Consigne: Reproduisez, s'il vous plaît, toutes les lignes des enregistrements ci-dessous sous forme de tableau Markdown à deux colonnes, « Numéro » pour le rang et « Ligne » pour le texte. Omettez les lignes vides.

Données de l'exercice:
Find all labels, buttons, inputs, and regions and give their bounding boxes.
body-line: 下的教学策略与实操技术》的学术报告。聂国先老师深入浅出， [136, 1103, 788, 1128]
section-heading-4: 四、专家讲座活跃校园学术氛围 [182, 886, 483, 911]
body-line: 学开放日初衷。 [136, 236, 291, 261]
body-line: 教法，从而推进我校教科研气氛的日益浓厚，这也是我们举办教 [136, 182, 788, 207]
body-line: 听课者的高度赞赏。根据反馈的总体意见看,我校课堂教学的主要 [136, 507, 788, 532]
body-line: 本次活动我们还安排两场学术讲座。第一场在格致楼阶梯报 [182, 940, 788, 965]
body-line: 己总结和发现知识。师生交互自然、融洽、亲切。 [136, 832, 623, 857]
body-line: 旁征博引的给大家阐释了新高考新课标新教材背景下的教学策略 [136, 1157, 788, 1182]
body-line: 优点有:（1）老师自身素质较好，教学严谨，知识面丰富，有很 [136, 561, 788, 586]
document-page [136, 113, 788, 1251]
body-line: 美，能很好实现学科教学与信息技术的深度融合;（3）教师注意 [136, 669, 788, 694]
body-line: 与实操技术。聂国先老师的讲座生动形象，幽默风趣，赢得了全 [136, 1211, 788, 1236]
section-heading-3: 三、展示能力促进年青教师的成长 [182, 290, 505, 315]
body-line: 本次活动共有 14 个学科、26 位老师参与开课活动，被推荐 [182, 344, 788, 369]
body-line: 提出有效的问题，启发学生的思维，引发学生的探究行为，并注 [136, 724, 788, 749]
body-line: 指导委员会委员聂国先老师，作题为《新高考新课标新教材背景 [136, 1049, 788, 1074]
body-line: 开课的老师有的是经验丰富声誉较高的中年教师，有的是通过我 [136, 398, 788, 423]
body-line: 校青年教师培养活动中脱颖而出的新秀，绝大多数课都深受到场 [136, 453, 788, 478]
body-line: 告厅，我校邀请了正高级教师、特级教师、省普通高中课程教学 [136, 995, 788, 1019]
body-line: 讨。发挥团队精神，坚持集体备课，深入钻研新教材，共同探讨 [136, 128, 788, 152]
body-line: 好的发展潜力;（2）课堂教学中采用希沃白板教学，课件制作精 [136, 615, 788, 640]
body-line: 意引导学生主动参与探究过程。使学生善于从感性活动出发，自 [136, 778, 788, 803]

Réponse:
| Numéro | Ligne |
|---|---|
| 1 | Find all labels, buttons, inputs, and regions and give their bounding boxes. |
| 2 | body-line: 下的教学策略与实操技术》的学术报告。聂国先老师深入浅出， [136, 1103, 788, 1128] |
| 3 | section-heading-4: 四、专家讲座活跃校园学术氛围 [182, 886, 483, 911] |
| 4 | body-line: 学开放日初衷。 [136, 236, 291, 261] |
| 5 | body-line: 教法，从而推进我校教科研气氛的日益浓厚，这也是我们举办教 [136, 182, 788, 207] |
| 6 | body-line: 听课者的高度赞赏。根据反馈的总体意见看,我校课堂教学的主要 [136, 507, 788, 532] |
| 7 | body-line: 本次活动我们还安排两场学术讲座。第一场在格致楼阶梯报 [182, 940, 788, 965] |
| 8 | body-line: 己总结和发现知识。师生交互自然、融洽、亲切。 [136, 832, 623, 857] |
| 9 | body-line: 旁征博引的给大家阐释了新高考新课标新教材背景下的教学策略 [136, 1157, 788, 1182] |
| 10 | body-line: 优点有:（1）老师自身素质较好，教学严谨，知识面丰富，有很 [136, 561, 788, 586] |
| 11 | document-page [136, 113, 788, 1251] |
| 12 | body-line: 美，能很好实现学科教学与信息技术的深度融合;（3）教师注意 [136, 669, 788, 694] |
| 13 | body-line: 与实操技术。聂国先老师的讲座生动形象，幽默风趣，赢得了全 [136, 1211, 788, 1236] |
| 14 | section-heading-3: 三、展示能力促进年青教师的成长 [182, 290, 505, 315] |
| 15 | body-line: 本次活动共有 14 个学科、26 位老师参与开课活动，被推荐 [182, 344, 788, 369] |
| 16 | body-line: 提出有效的问题，启发学生的思维，引发学生的探究行为，并注 [136, 724, 788, 749] |
| 17 | body-line: 指导委员会委员聂国先老师，作题为《新高考新课标新教材背景 [136, 1049, 788, 1074] |
| 18 | body-line: 开课的老师有的是经验丰富声誉较高的中年教师，有的是通过我 [136, 398, 788, 423] |
| 19 | body-line: 校青年教师培养活动中脱颖而出的新秀，绝大多数课都深受到场 [136, 453, 788, 478] |
| 20 | body-line: 告厅，我校邀请了正高级教师、特级教师、省普通高中课程教学 [136, 995, 788, 1019] |
| 21 | body-line: 讨。发挥团队精神，坚持集体备课，深入钻研新教材，共同探讨 [136, 128, 788, 152] |
| 22 | body-line: 好的发展潜力;（2）课堂教学中采用希沃白板教学，课件制作精 [136, 615, 788, 640] |
| 23 | body-line: 意引导学生主动参与探究过程。使学生善于从感性活动出发，自 [136, 778, 788, 803] |